§ **SHORT TASK**:
Output the entries below exactly as written, omitting pictures.

§ **SOURCE RECORDS**:
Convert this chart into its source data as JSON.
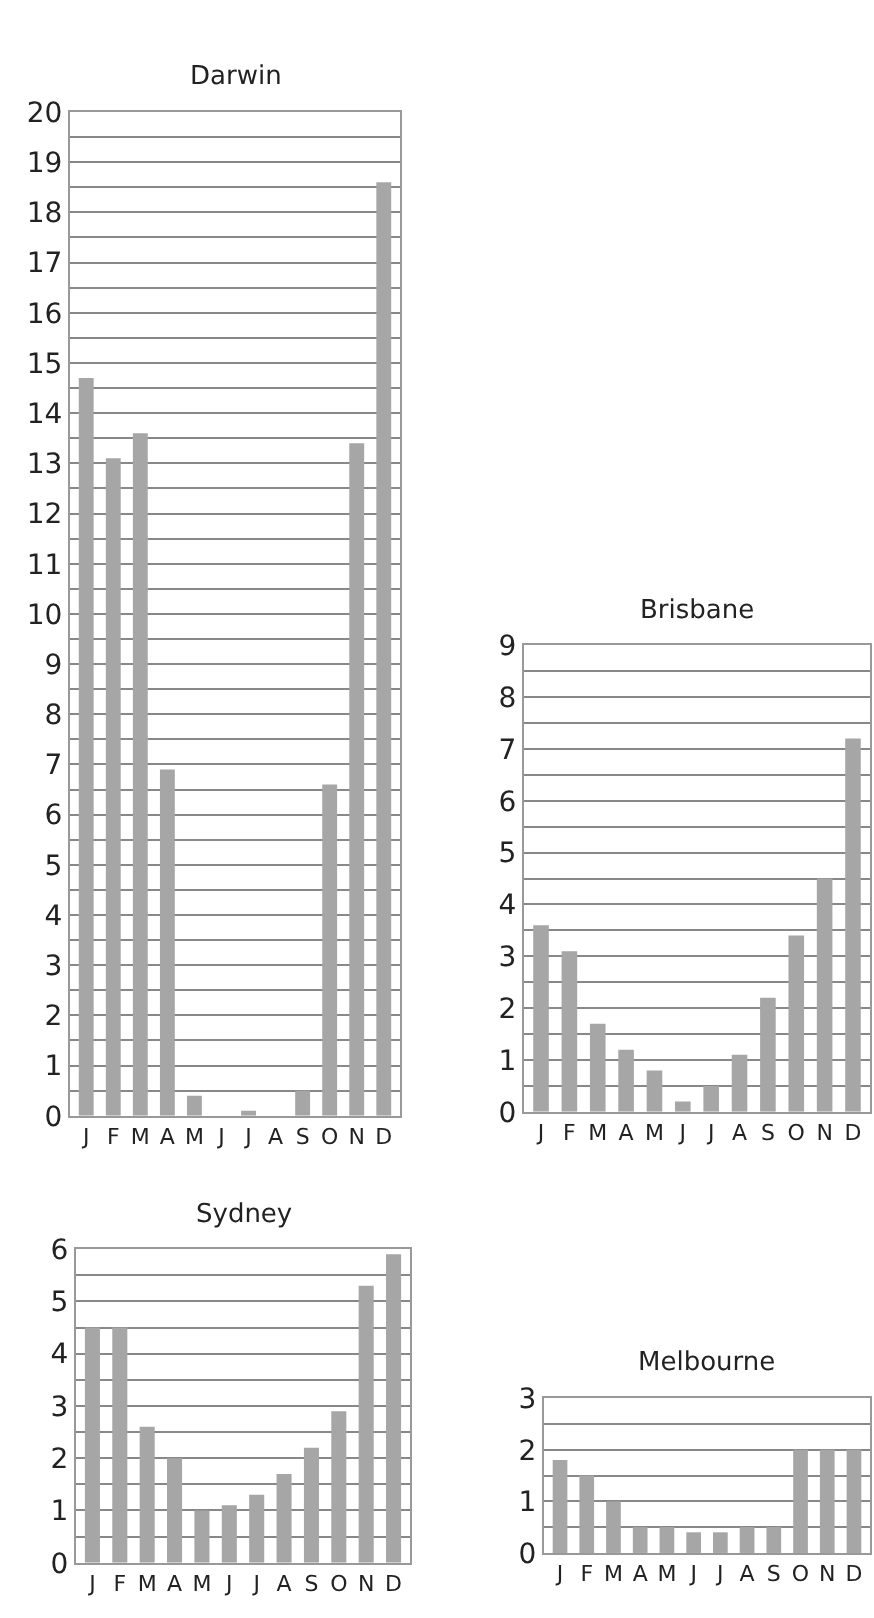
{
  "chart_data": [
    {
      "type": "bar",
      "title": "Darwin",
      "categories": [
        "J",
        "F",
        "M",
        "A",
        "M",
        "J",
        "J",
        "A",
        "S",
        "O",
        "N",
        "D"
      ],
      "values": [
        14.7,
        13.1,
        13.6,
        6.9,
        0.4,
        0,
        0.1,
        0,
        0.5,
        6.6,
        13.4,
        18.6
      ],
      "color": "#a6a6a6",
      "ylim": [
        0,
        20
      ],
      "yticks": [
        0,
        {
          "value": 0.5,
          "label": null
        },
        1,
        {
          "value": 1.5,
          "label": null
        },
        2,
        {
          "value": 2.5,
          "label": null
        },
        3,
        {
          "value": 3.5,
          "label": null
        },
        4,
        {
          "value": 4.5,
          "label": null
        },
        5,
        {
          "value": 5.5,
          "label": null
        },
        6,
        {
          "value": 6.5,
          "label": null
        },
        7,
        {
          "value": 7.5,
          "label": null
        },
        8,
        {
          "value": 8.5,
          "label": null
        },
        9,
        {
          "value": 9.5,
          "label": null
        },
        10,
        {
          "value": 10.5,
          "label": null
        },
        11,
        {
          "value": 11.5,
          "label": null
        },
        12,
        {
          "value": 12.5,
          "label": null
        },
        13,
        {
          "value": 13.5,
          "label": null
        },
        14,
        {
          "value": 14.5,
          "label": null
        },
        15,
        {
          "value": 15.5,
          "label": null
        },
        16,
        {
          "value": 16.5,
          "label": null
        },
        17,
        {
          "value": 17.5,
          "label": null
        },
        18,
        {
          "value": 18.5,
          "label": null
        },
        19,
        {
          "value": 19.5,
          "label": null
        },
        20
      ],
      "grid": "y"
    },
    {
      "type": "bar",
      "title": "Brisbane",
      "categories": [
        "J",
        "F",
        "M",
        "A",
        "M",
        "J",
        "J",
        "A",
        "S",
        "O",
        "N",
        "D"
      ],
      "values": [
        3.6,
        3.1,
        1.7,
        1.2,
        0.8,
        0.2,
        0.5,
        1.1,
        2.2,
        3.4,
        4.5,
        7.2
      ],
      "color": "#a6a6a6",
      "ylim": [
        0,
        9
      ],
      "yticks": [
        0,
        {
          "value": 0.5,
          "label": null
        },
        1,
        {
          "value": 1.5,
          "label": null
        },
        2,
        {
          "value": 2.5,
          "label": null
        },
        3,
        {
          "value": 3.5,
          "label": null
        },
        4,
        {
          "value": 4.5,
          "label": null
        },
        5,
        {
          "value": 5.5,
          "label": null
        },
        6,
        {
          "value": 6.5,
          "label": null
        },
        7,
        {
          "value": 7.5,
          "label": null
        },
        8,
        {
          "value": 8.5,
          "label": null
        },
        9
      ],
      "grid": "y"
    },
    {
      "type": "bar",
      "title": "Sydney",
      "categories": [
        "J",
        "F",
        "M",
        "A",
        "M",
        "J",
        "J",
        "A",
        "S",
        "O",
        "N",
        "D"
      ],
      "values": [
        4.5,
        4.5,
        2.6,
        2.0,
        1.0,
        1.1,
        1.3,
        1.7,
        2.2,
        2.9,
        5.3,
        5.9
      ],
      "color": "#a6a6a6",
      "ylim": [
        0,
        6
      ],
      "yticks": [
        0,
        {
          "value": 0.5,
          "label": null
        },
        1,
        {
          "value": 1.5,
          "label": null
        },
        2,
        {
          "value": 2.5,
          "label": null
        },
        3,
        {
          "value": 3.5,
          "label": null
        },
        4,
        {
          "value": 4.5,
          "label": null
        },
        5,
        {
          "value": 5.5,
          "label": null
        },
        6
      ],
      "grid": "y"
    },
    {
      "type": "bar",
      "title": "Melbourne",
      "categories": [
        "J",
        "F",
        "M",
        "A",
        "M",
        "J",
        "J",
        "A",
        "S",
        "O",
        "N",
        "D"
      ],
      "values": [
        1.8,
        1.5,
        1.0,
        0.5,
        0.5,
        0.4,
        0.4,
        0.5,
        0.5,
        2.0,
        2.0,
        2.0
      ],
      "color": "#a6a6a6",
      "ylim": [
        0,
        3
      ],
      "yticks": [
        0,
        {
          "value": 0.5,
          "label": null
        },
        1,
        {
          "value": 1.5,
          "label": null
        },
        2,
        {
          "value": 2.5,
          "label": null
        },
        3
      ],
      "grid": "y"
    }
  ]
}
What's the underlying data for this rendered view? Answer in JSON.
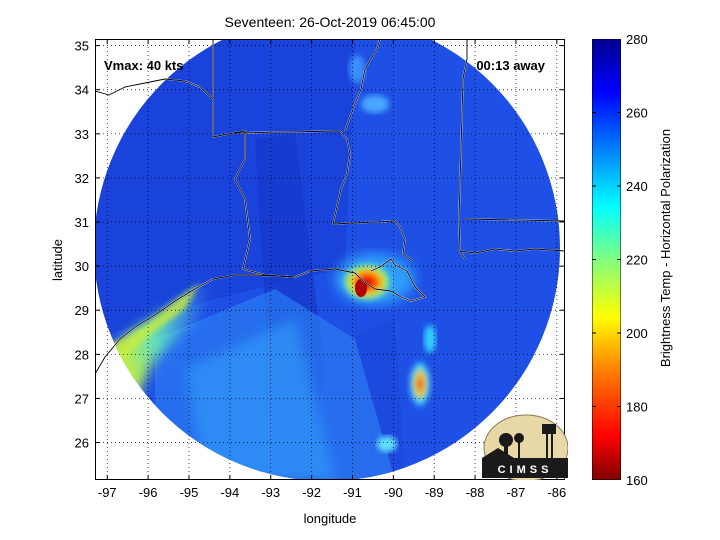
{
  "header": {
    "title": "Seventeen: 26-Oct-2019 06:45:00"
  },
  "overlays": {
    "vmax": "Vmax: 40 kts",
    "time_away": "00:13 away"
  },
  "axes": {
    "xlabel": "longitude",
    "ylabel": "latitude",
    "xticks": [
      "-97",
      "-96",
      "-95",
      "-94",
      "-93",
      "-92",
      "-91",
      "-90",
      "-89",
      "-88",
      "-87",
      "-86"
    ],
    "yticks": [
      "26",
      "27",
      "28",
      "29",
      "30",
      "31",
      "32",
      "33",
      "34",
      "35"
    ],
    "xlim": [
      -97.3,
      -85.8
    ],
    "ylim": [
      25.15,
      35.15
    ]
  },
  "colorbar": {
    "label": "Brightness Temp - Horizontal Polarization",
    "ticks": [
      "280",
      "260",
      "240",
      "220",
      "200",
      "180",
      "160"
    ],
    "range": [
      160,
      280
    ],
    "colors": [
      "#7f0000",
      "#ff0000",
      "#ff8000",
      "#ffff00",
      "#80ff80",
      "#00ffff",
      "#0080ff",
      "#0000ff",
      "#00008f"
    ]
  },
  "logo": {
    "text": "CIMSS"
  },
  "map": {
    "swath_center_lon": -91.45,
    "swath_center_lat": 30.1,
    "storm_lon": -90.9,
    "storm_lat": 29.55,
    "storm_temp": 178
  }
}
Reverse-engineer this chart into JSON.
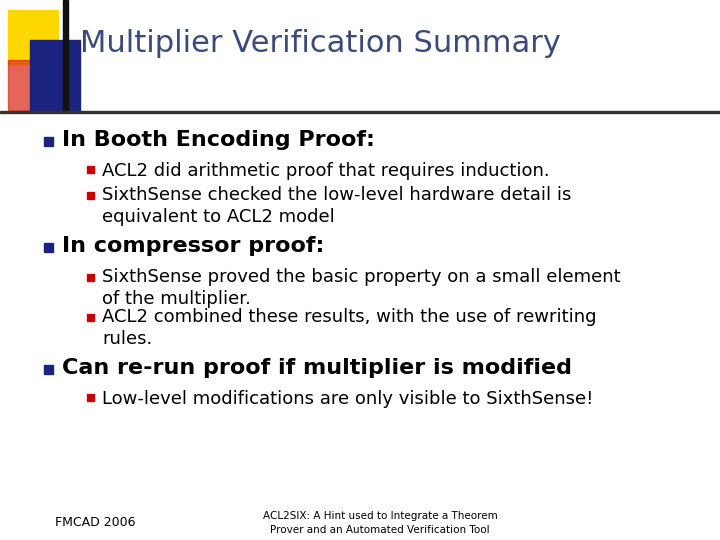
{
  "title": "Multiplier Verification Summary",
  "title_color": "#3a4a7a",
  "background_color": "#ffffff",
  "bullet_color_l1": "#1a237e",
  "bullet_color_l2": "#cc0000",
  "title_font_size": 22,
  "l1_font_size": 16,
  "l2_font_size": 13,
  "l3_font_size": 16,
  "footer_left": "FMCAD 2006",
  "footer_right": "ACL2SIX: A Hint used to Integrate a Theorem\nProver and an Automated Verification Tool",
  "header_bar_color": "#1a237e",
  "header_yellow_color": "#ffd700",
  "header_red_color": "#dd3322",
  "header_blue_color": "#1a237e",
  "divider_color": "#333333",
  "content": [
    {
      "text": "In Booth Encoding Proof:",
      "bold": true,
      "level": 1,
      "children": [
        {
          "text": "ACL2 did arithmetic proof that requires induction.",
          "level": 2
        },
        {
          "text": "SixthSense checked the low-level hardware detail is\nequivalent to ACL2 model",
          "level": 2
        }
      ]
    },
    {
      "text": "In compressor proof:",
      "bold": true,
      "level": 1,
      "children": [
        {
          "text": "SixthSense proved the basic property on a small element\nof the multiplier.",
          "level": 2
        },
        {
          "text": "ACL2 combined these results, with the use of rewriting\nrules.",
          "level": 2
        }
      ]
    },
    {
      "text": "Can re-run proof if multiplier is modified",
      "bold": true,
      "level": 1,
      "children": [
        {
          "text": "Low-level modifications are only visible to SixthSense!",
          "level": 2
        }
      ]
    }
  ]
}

§ **EXERCISE RESULT**:
Convert this chart into its source data as JSON.
{
  "chart_data": [
    {
      "type": "bar",
      "title": "Darwin",
      "categories": [
        "J",
        "F",
        "M",
        "A",
        "M",
        "J",
        "J",
        "A",
        "S",
        "O",
        "N",
        "D"
      ],
      "values": [
        14.7,
        13.1,
        13.6,
        6.9,
        0.4,
        0,
        0.1,
        0,
        0.5,
        6.6,
        13.4,
        18.6
      ],
      "color": "#a6a6a6",
      "ylim": [
        0,
        20
      ],
      "yticks": [
        0,
        {
          "value": 0.5,
          "label": null
        },
        1,
        {
          "value": 1.5,
          "label": null
        },
        2,
        {
          "value": 2.5,
          "label": null
        },
        3,
        {
          "value": 3.5,
          "label": null
        },
        4,
        {
          "value": 4.5,
          "label": null
        },
        5,
        {
          "value": 5.5,
          "label": null
        },
        6,
        {
          "value": 6.5,
          "label": null
        },
        7,
        {
          "value": 7.5,
          "label": null
        },
        8,
        {
          "value": 8.5,
          "label": null
        },
        9,
        {
          "value": 9.5,
          "label": null
        },
        10,
        {
          "value": 10.5,
          "label": null
        },
        11,
        {
          "value": 11.5,
          "label": null
        },
        12,
        {
          "value": 12.5,
          "label": null
        },
        13,
        {
          "value": 13.5,
          "label": null
        },
        14,
        {
          "value": 14.5,
          "label": null
        },
        15,
        {
          "value": 15.5,
          "label": null
        },
        16,
        {
          "value": 16.5,
          "label": null
        },
        17,
        {
          "value": 17.5,
          "label": null
        },
        18,
        {
          "value": 18.5,
          "label": null
        },
        19,
        {
          "value": 19.5,
          "label": null
        },
        20
      ],
      "grid": "y"
    },
    {
      "type": "bar",
      "title": "Brisbane",
      "categories": [
        "J",
        "F",
        "M",
        "A",
        "M",
        "J",
        "J",
        "A",
        "S",
        "O",
        "N",
        "D"
      ],
      "values": [
        3.6,
        3.1,
        1.7,
        1.2,
        0.8,
        0.2,
        0.5,
        1.1,
        2.2,
        3.4,
        4.5,
        7.2
      ],
      "color": "#a6a6a6",
      "ylim": [
        0,
        9
      ],
      "yticks": [
        0,
        {
          "value": 0.5,
          "label": null
        },
        1,
        {
          "value": 1.5,
          "label": null
        },
        2,
        {
          "value": 2.5,
          "label": null
        },
        3,
        {
          "value": 3.5,
          "label": null
        },
        4,
        {
          "value": 4.5,
          "label": null
        },
        5,
        {
          "value": 5.5,
          "label": null
        },
        6,
        {
          "value": 6.5,
          "label": null
        },
        7,
        {
          "value": 7.5,
          "label": null
        },
        8,
        {
          "value": 8.5,
          "label": null
        },
        9
      ],
      "grid": "y"
    },
    {
      "type": "bar",
      "title": "Sydney",
      "categories": [
        "J",
        "F",
        "M",
        "A",
        "M",
        "J",
        "J",
        "A",
        "S",
        "O",
        "N",
        "D"
      ],
      "values": [
        4.5,
        4.5,
        2.6,
        2.0,
        1.0,
        1.1,
        1.3,
        1.7,
        2.2,
        2.9,
        5.3,
        5.9
      ],
      "color": "#a6a6a6",
      "ylim": [
        0,
        6
      ],
      "yticks": [
        0,
        {
          "value": 0.5,
          "label": null
        },
        1,
        {
          "value": 1.5,
          "label": null
        },
        2,
        {
          "value": 2.5,
          "label": null
        },
        3,
        {
          "value": 3.5,
          "label": null
        },
        4,
        {
          "value": 4.5,
          "label": null
        },
        5,
        {
          "value": 5.5,
          "label": null
        },
        6
      ],
      "grid": "y"
    },
    {
      "type": "bar",
      "title": "Melbourne",
      "categories": [
        "J",
        "F",
        "M",
        "A",
        "M",
        "J",
        "J",
        "A",
        "S",
        "O",
        "N",
        "D"
      ],
      "values": [
        1.8,
        1.5,
        1.0,
        0.5,
        0.5,
        0.4,
        0.4,
        0.5,
        0.5,
        2.0,
        2.0,
        2.0
      ],
      "color": "#a6a6a6",
      "ylim": [
        0,
        3
      ],
      "yticks": [
        0,
        {
          "value": 0.5,
          "label": null
        },
        1,
        {
          "value": 1.5,
          "label": null
        },
        2,
        {
          "value": 2.5,
          "label": null
        },
        3
      ],
      "grid": "y"
    }
  ]
}
What's the underlying data for this rendered view? Answer in JSON.
{
  "header": {
    "title": "Seventeen: 26-Oct-2019 06:45:00"
  },
  "overlays": {
    "vmax": "Vmax: 40 kts",
    "time_away": "00:13 away"
  },
  "axes": {
    "xlabel": "longitude",
    "ylabel": "latitude",
    "xticks": [
      "-97",
      "-96",
      "-95",
      "-94",
      "-93",
      "-92",
      "-91",
      "-90",
      "-89",
      "-88",
      "-87",
      "-86"
    ],
    "yticks": [
      "26",
      "27",
      "28",
      "29",
      "30",
      "31",
      "32",
      "33",
      "34",
      "35"
    ],
    "xlim": [
      -97.3,
      -85.8
    ],
    "ylim": [
      25.15,
      35.15
    ]
  },
  "colorbar": {
    "label": "Brightness Temp - Horizontal Polarization",
    "ticks": [
      "280",
      "260",
      "240",
      "220",
      "200",
      "180",
      "160"
    ],
    "range": [
      160,
      280
    ],
    "colors": [
      "#7f0000",
      "#ff0000",
      "#ff8000",
      "#ffff00",
      "#80ff80",
      "#00ffff",
      "#0080ff",
      "#0000ff",
      "#00008f"
    ]
  },
  "logo": {
    "text": "CIMSS"
  },
  "map": {
    "swath_center_lon": -91.45,
    "swath_center_lat": 30.1,
    "storm_lon": -90.9,
    "storm_lat": 29.55,
    "storm_temp": 178
  }
}
Reverse-engineer this chart into JSON.
{
  "title": "Multiplier Verification Summary",
  "title_color": "#3a4a7a",
  "background_color": "#ffffff",
  "bullet_color_l1": "#1a237e",
  "bullet_color_l2": "#cc0000",
  "title_font_size": 22,
  "l1_font_size": 16,
  "l2_font_size": 13,
  "l3_font_size": 16,
  "footer_left": "FMCAD 2006",
  "footer_right": "ACL2SIX: A Hint used to Integrate a Theorem\nProver and an Automated Verification Tool",
  "header_bar_color": "#1a237e",
  "header_yellow_color": "#ffd700",
  "header_red_color": "#dd3322",
  "header_blue_color": "#1a237e",
  "divider_color": "#333333",
  "content": [
    {
      "text": "In Booth Encoding Proof:",
      "bold": true,
      "level": 1,
      "children": [
        {
          "text": "ACL2 did arithmetic proof that requires induction.",
          "level": 2
        },
        {
          "text": "SixthSense checked the low-level hardware detail is\nequivalent to ACL2 model",
          "level": 2
        }
      ]
    },
    {
      "text": "In compressor proof:",
      "bold": true,
      "level": 1,
      "children": [
        {
          "text": "SixthSense proved the basic property on a small element\nof the multiplier.",
          "level": 2
        },
        {
          "text": "ACL2 combined these results, with the use of rewriting\nrules.",
          "level": 2
        }
      ]
    },
    {
      "text": "Can re-run proof if multiplier is modified",
      "bold": true,
      "level": 1,
      "children": [
        {
          "text": "Low-level modifications are only visible to SixthSense!",
          "level": 2
        }
      ]
    }
  ]
}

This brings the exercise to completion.